(Items from a dataset)
============

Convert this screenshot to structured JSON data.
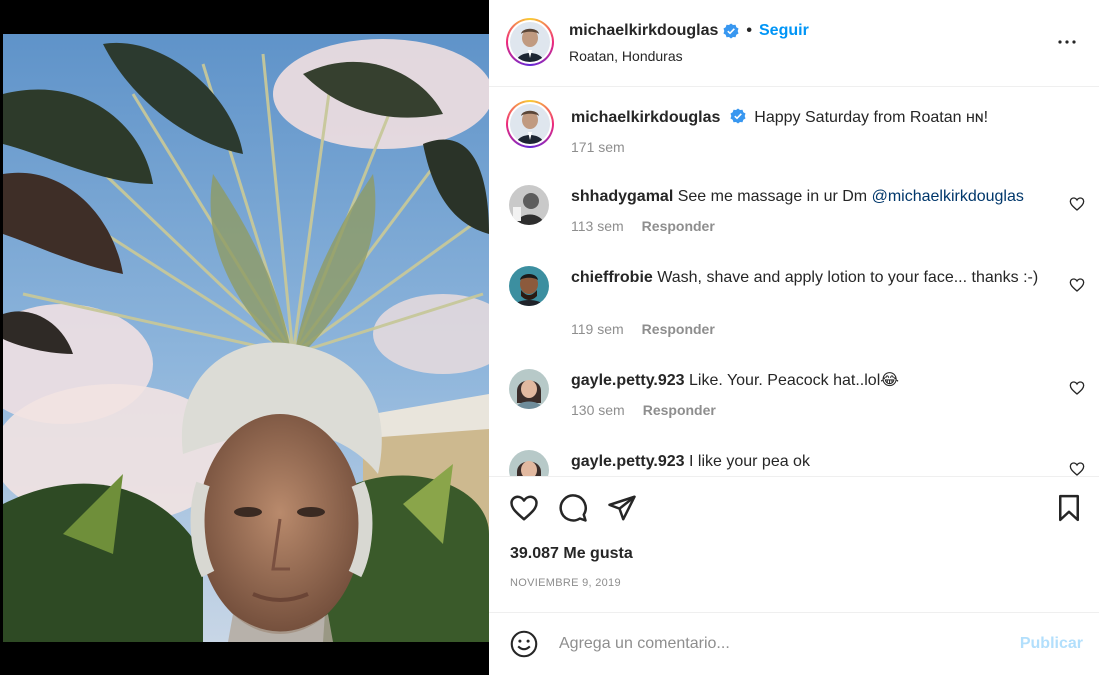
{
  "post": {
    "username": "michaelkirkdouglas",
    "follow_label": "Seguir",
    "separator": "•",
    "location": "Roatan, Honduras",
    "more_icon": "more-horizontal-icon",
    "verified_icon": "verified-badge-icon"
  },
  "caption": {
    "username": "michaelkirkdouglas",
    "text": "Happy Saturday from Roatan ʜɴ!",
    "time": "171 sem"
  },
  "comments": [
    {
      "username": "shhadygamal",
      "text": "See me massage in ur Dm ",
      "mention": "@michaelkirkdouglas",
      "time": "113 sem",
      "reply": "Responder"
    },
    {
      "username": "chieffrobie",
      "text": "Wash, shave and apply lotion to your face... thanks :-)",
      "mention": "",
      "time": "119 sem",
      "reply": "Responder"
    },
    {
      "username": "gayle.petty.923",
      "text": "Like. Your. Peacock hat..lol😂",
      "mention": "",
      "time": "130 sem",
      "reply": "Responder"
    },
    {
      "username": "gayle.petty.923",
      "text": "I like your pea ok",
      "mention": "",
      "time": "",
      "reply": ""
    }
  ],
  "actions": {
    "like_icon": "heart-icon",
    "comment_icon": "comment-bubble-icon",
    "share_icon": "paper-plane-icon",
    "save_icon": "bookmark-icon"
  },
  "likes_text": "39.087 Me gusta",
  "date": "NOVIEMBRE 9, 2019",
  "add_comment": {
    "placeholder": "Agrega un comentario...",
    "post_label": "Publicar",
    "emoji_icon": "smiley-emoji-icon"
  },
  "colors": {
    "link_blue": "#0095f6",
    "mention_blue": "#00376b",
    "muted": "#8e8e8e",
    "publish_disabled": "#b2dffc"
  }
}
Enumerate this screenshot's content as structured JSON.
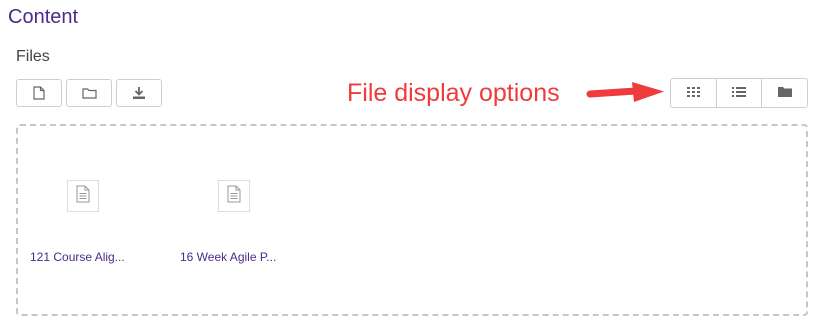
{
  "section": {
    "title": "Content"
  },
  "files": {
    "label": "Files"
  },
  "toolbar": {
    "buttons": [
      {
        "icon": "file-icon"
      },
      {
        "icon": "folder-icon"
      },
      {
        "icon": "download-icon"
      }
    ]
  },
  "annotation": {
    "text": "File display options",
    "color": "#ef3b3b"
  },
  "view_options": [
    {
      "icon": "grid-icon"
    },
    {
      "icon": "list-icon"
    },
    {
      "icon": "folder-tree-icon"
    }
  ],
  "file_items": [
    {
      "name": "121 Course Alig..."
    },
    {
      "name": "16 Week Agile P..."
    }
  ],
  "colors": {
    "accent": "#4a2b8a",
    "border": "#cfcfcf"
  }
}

============

▶ **Exercise details**
Extract lines where the string "structured" occurs.

▶ **Task result**
Convert this screenshot to structured JSON data.
Enumerate this screenshot's content as structured JSON.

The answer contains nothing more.